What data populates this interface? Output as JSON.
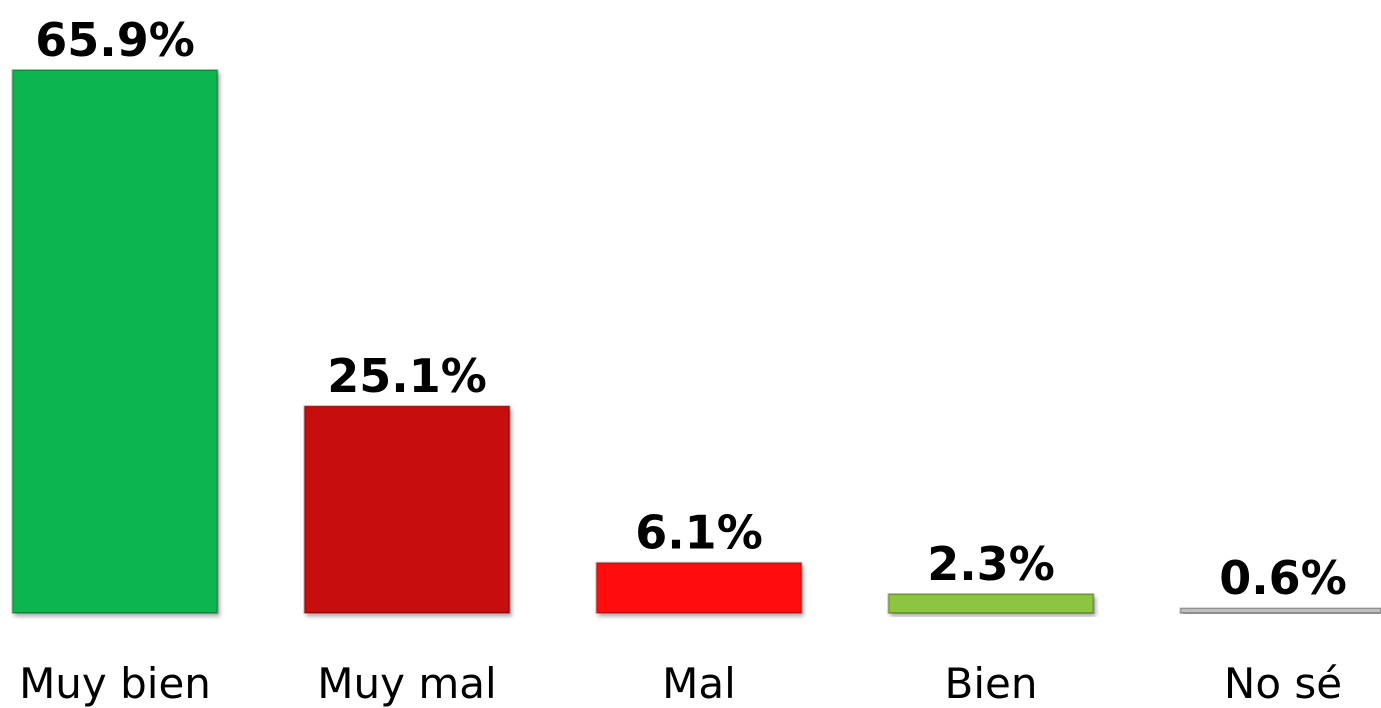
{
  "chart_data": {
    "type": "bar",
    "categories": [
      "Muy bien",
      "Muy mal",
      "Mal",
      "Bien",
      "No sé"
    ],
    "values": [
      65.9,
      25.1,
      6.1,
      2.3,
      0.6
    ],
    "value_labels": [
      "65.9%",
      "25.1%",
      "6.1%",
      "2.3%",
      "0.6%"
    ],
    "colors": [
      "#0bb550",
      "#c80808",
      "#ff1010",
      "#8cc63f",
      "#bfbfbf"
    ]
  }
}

________________

WHAT IS BEING ASKED: Quote the records in their entirety, keeping the wording exact and excluding pictures.

SOLUTION FOR THIS EXERCISE:
What data populates this interface? Output as JSON.
{
  "chart_data": {
    "type": "bar",
    "categories": [
      "Muy bien",
      "Muy mal",
      "Mal",
      "Bien",
      "No sé"
    ],
    "values": [
      65.9,
      25.1,
      6.1,
      2.3,
      0.6
    ],
    "value_labels": [
      "65.9%",
      "25.1%",
      "6.1%",
      "2.3%",
      "0.6%"
    ],
    "colors": [
      "#0bb550",
      "#c80808",
      "#ff1010",
      "#8cc63f",
      "#bfbfbf"
    ]
  }
}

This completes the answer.